==== SOURCE DATA
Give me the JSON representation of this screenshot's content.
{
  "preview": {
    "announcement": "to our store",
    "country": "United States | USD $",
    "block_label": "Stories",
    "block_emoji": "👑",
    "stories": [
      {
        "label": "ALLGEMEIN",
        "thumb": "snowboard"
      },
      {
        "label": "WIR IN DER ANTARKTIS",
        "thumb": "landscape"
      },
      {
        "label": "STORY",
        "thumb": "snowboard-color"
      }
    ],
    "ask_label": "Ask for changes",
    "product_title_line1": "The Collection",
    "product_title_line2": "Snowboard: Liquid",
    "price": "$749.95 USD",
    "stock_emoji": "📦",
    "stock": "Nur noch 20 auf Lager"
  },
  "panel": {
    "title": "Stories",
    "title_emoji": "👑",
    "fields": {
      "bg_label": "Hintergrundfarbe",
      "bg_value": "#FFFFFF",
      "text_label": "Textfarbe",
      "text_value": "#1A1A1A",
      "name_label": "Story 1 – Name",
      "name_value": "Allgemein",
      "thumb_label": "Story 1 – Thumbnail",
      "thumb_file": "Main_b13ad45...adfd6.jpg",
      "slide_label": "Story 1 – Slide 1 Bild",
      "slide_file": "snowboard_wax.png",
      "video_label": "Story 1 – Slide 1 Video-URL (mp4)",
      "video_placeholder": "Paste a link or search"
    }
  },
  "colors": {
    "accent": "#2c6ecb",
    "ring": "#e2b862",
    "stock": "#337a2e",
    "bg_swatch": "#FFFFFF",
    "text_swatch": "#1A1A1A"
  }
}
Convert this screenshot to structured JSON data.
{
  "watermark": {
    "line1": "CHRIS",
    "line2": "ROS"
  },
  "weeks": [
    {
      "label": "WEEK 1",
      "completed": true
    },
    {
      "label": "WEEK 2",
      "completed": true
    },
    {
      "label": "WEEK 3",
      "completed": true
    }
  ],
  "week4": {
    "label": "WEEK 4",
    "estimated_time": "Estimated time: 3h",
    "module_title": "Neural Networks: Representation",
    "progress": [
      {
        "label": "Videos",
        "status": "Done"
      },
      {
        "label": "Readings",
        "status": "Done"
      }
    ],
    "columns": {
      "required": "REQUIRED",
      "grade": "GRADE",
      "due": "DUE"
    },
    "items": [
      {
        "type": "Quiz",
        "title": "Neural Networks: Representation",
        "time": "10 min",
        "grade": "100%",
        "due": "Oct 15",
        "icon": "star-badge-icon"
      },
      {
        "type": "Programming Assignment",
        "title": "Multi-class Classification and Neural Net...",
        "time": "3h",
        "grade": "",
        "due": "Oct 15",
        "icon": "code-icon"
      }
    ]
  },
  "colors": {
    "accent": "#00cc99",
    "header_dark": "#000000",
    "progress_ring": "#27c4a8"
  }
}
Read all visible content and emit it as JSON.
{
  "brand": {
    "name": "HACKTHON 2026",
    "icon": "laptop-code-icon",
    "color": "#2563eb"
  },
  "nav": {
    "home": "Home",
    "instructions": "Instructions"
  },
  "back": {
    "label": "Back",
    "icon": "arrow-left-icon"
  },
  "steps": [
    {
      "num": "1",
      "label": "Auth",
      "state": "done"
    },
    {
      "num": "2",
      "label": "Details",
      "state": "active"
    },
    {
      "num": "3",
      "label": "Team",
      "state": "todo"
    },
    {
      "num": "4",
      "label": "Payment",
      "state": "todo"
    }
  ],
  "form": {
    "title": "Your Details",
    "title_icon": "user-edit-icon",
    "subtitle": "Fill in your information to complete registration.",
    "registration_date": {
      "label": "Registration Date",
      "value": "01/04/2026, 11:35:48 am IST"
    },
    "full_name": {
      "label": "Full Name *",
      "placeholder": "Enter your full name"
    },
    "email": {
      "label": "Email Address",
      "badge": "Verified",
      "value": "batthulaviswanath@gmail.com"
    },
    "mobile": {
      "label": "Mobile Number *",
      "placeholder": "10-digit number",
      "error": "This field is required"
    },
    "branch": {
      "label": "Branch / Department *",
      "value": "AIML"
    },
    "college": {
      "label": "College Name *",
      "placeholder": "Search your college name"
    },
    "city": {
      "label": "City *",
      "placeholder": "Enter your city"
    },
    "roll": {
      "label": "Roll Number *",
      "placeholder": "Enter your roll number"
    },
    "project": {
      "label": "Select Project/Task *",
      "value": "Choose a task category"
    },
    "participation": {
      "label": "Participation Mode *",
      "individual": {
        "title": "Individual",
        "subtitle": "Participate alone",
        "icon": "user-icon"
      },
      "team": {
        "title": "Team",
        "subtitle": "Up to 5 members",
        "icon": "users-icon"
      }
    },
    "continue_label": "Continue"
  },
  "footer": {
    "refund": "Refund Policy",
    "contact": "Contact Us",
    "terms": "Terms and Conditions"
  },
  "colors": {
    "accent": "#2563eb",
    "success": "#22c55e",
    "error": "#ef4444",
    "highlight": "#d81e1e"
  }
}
========
§ **AIM**: Please reproduce each line exactly as written.

§ **RESULT**:
Give me the JSON representation of this screenshot's content.
{
  "preview": {
    "announcement": "to our store",
    "country": "United States | USD $",
    "block_label": "Stories",
    "block_emoji": "👑",
    "stories": [
      {
        "label": "ALLGEMEIN",
        "thumb": "snowboard"
      },
      {
        "label": "WIR IN DER ANTARKTIS",
        "thumb": "landscape"
      },
      {
        "label": "STORY",
        "thumb": "snowboard-color"
      }
    ],
    "ask_label": "Ask for changes",
    "product_title_line1": "The Collection",
    "product_title_line2": "Snowboard: Liquid",
    "price": "$749.95 USD",
    "stock_emoji": "📦",
    "stock": "Nur noch 20 auf Lager"
  },
  "panel": {
    "title": "Stories",
    "title_emoji": "👑",
    "fields": {
      "bg_label": "Hintergrundfarbe",
      "bg_value": "#FFFFFF",
      "text_label": "Textfarbe",
      "text_value": "#1A1A1A",
      "name_label": "Story 1 – Name",
      "name_value": "Allgemein",
      "thumb_label": "Story 1 – Thumbnail",
      "thumb_file": "Main_b13ad45...adfd6.jpg",
      "slide_label": "Story 1 – Slide 1 Bild",
      "slide_file": "snowboard_wax.png",
      "video_label": "Story 1 – Slide 1 Video-URL (mp4)",
      "video_placeholder": "Paste a link or search"
    }
  },
  "colors": {
    "accent": "#2c6ecb",
    "ring": "#e2b862",
    "stock": "#337a2e",
    "bg_swatch": "#FFFFFF",
    "text_swatch": "#1A1A1A"
  }
}
Convert this screenshot to structured JSON data.
{
  "watermark": {
    "line1": "CHRIS",
    "line2": "ROS"
  },
  "weeks": [
    {
      "label": "WEEK 1",
      "completed": true
    },
    {
      "label": "WEEK 2",
      "completed": true
    },
    {
      "label": "WEEK 3",
      "completed": true
    }
  ],
  "week4": {
    "label": "WEEK 4",
    "estimated_time": "Estimated time: 3h",
    "module_title": "Neural Networks: Representation",
    "progress": [
      {
        "label": "Videos",
        "status": "Done"
      },
      {
        "label": "Readings",
        "status": "Done"
      }
    ],
    "columns": {
      "required": "REQUIRED",
      "grade": "GRADE",
      "due": "DUE"
    },
    "items": [
      {
        "type": "Quiz",
        "title": "Neural Networks: Representation",
        "time": "10 min",
        "grade": "100%",
        "due": "Oct 15",
        "icon": "star-badge-icon"
      },
      {
        "type": "Programming Assignment",
        "title": "Multi-class Classification and Neural Net...",
        "time": "3h",
        "grade": "",
        "due": "Oct 15",
        "icon": "code-icon"
      }
    ]
  },
  "colors": {
    "accent": "#00cc99",
    "header_dark": "#000000",
    "progress_ring": "#27c4a8"
  }
}
Read all visible content and emit it as JSON.
{
  "brand": {
    "name": "HACKTHON 2026",
    "icon": "laptop-code-icon",
    "color": "#2563eb"
  },
  "nav": {
    "home": "Home",
    "instructions": "Instructions"
  },
  "back": {
    "label": "Back",
    "icon": "arrow-left-icon"
  },
  "steps": [
    {
      "num": "1",
      "label": "Auth",
      "state": "done"
    },
    {
      "num": "2",
      "label": "Details",
      "state": "active"
    },
    {
      "num": "3",
      "label": "Team",
      "state": "todo"
    },
    {
      "num": "4",
      "label": "Payment",
      "state": "todo"
    }
  ],
  "form": {
    "title": "Your Details",
    "title_icon": "user-edit-icon",
    "subtitle": "Fill in your information to complete registration.",
    "registration_date": {
      "label": "Registration Date",
      "value": "01/04/2026, 11:35:48 am IST"
    },
    "full_name": {
      "label": "Full Name *",
      "placeholder": "Enter your full name"
    },
    "email": {
      "label": "Email Address",
      "badge": "Verified",
      "value": "batthulaviswanath@gmail.com"
    },
    "mobile": {
      "label": "Mobile Number *",
      "placeholder": "10-digit number",
      "error": "This field is required"
    },
    "branch": {
      "label": "Branch / Department *",
      "value": "AIML"
    },
    "college": {
      "label": "College Name *",
      "placeholder": "Search your college name"
    },
    "city": {
      "label": "City *",
      "placeholder": "Enter your city"
    },
    "roll": {
      "label": "Roll Number *",
      "placeholder": "Enter your roll number"
    },
    "project": {
      "label": "Select Project/Task *",
      "value": "Choose a task category"
    },
    "participation": {
      "label": "Participation Mode *",
      "individual": {
        "title": "Individual",
        "subtitle": "Participate alone",
        "icon": "user-icon"
      },
      "team": {
        "title": "Team",
        "subtitle": "Up to 5 members",
        "icon": "users-icon"
      }
    },
    "continue_label": "Continue"
  },
  "footer": {
    "refund": "Refund Policy",
    "contact": "Contact Us",
    "terms": "Terms and Conditions"
  },
  "colors": {
    "accent": "#2563eb",
    "success": "#22c55e",
    "error": "#ef4444",
    "highlight": "#d81e1e"
  }
}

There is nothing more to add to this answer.